* _GOAL_: Word for word, retype every entry in the listing.

══════

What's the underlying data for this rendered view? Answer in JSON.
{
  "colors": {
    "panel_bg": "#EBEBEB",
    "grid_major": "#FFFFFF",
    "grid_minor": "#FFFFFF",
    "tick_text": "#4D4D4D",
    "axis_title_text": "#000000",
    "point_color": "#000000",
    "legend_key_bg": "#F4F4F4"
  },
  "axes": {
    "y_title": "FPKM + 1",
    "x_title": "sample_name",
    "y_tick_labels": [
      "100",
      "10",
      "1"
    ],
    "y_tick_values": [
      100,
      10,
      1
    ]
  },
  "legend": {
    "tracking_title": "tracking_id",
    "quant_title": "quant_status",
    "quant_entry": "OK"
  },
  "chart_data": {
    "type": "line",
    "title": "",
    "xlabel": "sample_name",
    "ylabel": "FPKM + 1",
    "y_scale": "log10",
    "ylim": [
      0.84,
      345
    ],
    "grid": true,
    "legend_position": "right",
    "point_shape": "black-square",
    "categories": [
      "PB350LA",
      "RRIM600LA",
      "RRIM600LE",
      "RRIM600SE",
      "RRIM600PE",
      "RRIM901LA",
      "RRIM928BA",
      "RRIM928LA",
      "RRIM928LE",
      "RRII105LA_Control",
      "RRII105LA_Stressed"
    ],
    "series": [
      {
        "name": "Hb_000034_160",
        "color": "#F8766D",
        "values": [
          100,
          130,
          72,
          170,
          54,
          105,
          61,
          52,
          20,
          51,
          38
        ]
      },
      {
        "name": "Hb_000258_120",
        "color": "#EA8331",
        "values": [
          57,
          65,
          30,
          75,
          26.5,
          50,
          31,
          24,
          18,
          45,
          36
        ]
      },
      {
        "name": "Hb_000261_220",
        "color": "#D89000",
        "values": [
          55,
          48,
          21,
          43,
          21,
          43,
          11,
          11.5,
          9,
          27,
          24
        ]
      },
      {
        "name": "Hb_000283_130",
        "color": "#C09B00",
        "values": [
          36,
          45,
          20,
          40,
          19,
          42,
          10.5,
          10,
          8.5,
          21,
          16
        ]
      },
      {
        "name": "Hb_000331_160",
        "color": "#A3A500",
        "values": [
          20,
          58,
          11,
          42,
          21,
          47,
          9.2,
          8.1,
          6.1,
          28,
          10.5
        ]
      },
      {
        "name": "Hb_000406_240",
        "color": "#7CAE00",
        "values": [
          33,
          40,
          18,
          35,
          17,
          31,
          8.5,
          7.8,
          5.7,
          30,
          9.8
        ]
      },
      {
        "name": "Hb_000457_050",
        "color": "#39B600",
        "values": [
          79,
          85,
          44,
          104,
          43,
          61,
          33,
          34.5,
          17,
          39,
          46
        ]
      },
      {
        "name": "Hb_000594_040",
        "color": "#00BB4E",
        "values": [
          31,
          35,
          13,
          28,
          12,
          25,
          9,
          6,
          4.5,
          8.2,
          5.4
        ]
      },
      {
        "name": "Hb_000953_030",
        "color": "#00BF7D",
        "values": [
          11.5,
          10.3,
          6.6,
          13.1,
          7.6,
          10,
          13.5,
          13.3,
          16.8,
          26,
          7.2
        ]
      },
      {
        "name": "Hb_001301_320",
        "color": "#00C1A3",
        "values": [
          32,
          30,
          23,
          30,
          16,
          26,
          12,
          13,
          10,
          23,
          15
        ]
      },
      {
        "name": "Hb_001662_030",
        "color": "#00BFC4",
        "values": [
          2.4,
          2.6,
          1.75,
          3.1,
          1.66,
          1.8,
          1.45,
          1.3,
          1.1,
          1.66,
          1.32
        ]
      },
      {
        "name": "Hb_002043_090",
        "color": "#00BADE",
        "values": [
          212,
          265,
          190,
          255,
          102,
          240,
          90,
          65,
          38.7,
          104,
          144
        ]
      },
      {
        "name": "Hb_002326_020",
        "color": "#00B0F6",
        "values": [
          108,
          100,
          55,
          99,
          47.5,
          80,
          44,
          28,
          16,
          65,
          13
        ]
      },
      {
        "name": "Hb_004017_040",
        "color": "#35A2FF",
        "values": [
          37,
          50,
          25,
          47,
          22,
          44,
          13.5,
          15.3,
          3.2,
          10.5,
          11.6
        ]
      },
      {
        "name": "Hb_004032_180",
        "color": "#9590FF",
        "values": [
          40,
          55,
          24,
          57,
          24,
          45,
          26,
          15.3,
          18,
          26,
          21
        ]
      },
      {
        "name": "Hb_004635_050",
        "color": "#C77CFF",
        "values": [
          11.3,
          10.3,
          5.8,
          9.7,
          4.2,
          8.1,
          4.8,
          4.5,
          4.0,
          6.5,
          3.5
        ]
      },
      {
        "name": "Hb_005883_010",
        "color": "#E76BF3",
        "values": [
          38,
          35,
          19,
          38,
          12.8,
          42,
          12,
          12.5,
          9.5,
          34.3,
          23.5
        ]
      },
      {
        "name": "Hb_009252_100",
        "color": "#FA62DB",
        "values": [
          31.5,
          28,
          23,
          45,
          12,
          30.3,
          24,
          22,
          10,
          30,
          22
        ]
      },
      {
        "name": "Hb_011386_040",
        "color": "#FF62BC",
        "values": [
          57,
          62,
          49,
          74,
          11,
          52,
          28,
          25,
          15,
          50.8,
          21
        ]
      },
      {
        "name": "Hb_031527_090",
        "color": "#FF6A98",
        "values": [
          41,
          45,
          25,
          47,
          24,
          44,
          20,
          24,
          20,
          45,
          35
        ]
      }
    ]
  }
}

══════

* _THE ANSWER_:
What's the underlying data for this rendered view? Answer in JSON.
{
  "colors": {
    "panel_bg": "#EBEBEB",
    "grid_major": "#FFFFFF",
    "grid_minor": "#FFFFFF",
    "tick_text": "#4D4D4D",
    "axis_title_text": "#000000",
    "point_color": "#000000",
    "legend_key_bg": "#F4F4F4"
  },
  "axes": {
    "y_title": "FPKM + 1",
    "x_title": "sample_name",
    "y_tick_labels": [
      "100",
      "10",
      "1"
    ],
    "y_tick_values": [
      100,
      10,
      1
    ]
  },
  "legend": {
    "tracking_title": "tracking_id",
    "quant_title": "quant_status",
    "quant_entry": "OK"
  },
  "chart_data": {
    "type": "line",
    "title": "",
    "xlabel": "sample_name",
    "ylabel": "FPKM + 1",
    "y_scale": "log10",
    "ylim": [
      0.84,
      345
    ],
    "grid": true,
    "legend_position": "right",
    "point_shape": "black-square",
    "categories": [
      "PB350LA",
      "RRIM600LA",
      "RRIM600LE",
      "RRIM600SE",
      "RRIM600PE",
      "RRIM901LA",
      "RRIM928BA",
      "RRIM928LA",
      "RRIM928LE",
      "RRII105LA_Control",
      "RRII105LA_Stressed"
    ],
    "series": [
      {
        "name": "Hb_000034_160",
        "color": "#F8766D",
        "values": [
          100,
          130,
          72,
          170,
          54,
          105,
          61,
          52,
          20,
          51,
          38
        ]
      },
      {
        "name": "Hb_000258_120",
        "color": "#EA8331",
        "values": [
          57,
          65,
          30,
          75,
          26.5,
          50,
          31,
          24,
          18,
          45,
          36
        ]
      },
      {
        "name": "Hb_000261_220",
        "color": "#D89000",
        "values": [
          55,
          48,
          21,
          43,
          21,
          43,
          11,
          11.5,
          9,
          27,
          24
        ]
      },
      {
        "name": "Hb_000283_130",
        "color": "#C09B00",
        "values": [
          36,
          45,
          20,
          40,
          19,
          42,
          10.5,
          10,
          8.5,
          21,
          16
        ]
      },
      {
        "name": "Hb_000331_160",
        "color": "#A3A500",
        "values": [
          20,
          58,
          11,
          42,
          21,
          47,
          9.2,
          8.1,
          6.1,
          28,
          10.5
        ]
      },
      {
        "name": "Hb_000406_240",
        "color": "#7CAE00",
        "values": [
          33,
          40,
          18,
          35,
          17,
          31,
          8.5,
          7.8,
          5.7,
          30,
          9.8
        ]
      },
      {
        "name": "Hb_000457_050",
        "color": "#39B600",
        "values": [
          79,
          85,
          44,
          104,
          43,
          61,
          33,
          34.5,
          17,
          39,
          46
        ]
      },
      {
        "name": "Hb_000594_040",
        "color": "#00BB4E",
        "values": [
          31,
          35,
          13,
          28,
          12,
          25,
          9,
          6,
          4.5,
          8.2,
          5.4
        ]
      },
      {
        "name": "Hb_000953_030",
        "color": "#00BF7D",
        "values": [
          11.5,
          10.3,
          6.6,
          13.1,
          7.6,
          10,
          13.5,
          13.3,
          16.8,
          26,
          7.2
        ]
      },
      {
        "name": "Hb_001301_320",
        "color": "#00C1A3",
        "values": [
          32,
          30,
          23,
          30,
          16,
          26,
          12,
          13,
          10,
          23,
          15
        ]
      },
      {
        "name": "Hb_001662_030",
        "color": "#00BFC4",
        "values": [
          2.4,
          2.6,
          1.75,
          3.1,
          1.66,
          1.8,
          1.45,
          1.3,
          1.1,
          1.66,
          1.32
        ]
      },
      {
        "name": "Hb_002043_090",
        "color": "#00BADE",
        "values": [
          212,
          265,
          190,
          255,
          102,
          240,
          90,
          65,
          38.7,
          104,
          144
        ]
      },
      {
        "name": "Hb_002326_020",
        "color": "#00B0F6",
        "values": [
          108,
          100,
          55,
          99,
          47.5,
          80,
          44,
          28,
          16,
          65,
          13
        ]
      },
      {
        "name": "Hb_004017_040",
        "color": "#35A2FF",
        "values": [
          37,
          50,
          25,
          47,
          22,
          44,
          13.5,
          15.3,
          3.2,
          10.5,
          11.6
        ]
      },
      {
        "name": "Hb_004032_180",
        "color": "#9590FF",
        "values": [
          40,
          55,
          24,
          57,
          24,
          45,
          26,
          15.3,
          18,
          26,
          21
        ]
      },
      {
        "name": "Hb_004635_050",
        "color": "#C77CFF",
        "values": [
          11.3,
          10.3,
          5.8,
          9.7,
          4.2,
          8.1,
          4.8,
          4.5,
          4.0,
          6.5,
          3.5
        ]
      },
      {
        "name": "Hb_005883_010",
        "color": "#E76BF3",
        "values": [
          38,
          35,
          19,
          38,
          12.8,
          42,
          12,
          12.5,
          9.5,
          34.3,
          23.5
        ]
      },
      {
        "name": "Hb_009252_100",
        "color": "#FA62DB",
        "values": [
          31.5,
          28,
          23,
          45,
          12,
          30.3,
          24,
          22,
          10,
          30,
          22
        ]
      },
      {
        "name": "Hb_011386_040",
        "color": "#FF62BC",
        "values": [
          57,
          62,
          49,
          74,
          11,
          52,
          28,
          25,
          15,
          50.8,
          21
        ]
      },
      {
        "name": "Hb_031527_090",
        "color": "#FF6A98",
        "values": [
          41,
          45,
          25,
          47,
          24,
          44,
          20,
          24,
          20,
          45,
          35
        ]
      }
    ]
  }
}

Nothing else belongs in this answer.